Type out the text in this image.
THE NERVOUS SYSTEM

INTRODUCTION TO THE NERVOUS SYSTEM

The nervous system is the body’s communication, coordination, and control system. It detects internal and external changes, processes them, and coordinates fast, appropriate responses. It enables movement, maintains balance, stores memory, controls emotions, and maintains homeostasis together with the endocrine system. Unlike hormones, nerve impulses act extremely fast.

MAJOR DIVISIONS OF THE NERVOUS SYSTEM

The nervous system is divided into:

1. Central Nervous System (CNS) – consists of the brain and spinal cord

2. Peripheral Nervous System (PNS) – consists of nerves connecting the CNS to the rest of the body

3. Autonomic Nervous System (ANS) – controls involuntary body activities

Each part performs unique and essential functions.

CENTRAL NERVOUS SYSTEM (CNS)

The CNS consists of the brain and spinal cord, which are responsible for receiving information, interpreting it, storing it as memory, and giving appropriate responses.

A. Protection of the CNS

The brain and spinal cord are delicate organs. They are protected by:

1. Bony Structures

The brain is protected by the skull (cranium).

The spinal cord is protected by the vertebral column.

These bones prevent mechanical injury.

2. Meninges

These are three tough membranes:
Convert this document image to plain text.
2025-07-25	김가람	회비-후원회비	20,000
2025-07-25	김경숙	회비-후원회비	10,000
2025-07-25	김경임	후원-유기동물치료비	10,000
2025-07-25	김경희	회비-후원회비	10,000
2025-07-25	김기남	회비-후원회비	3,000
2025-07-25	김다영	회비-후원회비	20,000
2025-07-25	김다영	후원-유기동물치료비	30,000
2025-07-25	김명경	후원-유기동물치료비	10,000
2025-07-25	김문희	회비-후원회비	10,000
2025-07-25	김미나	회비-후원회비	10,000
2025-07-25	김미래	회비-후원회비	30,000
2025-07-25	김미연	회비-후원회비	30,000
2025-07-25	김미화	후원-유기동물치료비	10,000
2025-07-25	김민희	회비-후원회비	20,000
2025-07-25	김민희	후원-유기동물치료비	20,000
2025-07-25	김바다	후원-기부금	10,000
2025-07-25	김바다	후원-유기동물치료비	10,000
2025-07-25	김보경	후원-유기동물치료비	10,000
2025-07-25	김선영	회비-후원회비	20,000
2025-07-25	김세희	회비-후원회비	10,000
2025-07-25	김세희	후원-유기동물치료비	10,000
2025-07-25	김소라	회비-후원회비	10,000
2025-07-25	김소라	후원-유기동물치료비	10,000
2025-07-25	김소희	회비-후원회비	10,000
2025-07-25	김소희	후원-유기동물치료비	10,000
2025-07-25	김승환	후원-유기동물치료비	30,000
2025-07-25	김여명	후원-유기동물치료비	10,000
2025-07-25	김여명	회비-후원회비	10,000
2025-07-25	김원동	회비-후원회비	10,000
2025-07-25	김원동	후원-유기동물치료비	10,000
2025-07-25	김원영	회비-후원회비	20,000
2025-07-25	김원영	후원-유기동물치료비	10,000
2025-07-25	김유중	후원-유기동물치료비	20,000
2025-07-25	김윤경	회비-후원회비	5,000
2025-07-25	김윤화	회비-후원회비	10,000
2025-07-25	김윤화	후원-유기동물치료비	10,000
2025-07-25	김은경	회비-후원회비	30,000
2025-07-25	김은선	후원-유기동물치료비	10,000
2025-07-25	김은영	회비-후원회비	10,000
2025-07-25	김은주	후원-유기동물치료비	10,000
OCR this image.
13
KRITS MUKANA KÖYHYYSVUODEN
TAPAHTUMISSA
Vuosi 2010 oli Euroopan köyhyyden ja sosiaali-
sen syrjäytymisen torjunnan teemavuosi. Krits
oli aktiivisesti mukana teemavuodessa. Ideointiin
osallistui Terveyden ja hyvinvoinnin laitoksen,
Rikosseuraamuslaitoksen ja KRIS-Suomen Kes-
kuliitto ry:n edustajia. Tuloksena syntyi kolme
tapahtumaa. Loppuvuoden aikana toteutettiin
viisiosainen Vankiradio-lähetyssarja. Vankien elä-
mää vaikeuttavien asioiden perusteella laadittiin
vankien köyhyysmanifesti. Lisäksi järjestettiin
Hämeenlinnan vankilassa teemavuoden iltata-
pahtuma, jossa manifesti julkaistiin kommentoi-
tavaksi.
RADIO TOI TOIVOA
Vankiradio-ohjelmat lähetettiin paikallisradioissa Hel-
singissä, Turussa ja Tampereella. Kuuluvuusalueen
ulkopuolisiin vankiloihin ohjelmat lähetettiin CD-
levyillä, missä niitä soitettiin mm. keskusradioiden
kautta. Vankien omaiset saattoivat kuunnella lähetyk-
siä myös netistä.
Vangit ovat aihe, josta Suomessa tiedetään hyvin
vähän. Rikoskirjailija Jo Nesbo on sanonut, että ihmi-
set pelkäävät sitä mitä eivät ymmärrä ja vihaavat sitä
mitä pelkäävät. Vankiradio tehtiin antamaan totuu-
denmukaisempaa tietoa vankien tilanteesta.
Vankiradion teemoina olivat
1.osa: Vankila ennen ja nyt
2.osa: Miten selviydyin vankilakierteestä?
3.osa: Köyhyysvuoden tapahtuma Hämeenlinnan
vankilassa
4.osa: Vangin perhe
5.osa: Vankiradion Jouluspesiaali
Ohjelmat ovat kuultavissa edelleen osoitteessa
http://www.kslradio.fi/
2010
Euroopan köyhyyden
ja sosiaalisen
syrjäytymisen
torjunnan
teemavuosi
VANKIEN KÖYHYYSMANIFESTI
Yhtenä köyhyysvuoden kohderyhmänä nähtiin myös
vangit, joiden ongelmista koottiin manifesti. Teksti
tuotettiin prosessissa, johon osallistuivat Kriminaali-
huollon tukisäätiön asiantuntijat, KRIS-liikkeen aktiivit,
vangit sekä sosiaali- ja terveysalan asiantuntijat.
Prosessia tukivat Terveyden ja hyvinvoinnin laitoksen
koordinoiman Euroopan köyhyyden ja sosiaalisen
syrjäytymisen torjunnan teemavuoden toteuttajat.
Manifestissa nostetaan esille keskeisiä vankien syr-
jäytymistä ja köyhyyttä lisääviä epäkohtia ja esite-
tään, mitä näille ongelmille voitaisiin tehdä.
——
Look for the word "These" and return every line where it occurs.

▸ WRITTEN ANSWER
These bones prevent mechanical injury.
These are three tough membranes:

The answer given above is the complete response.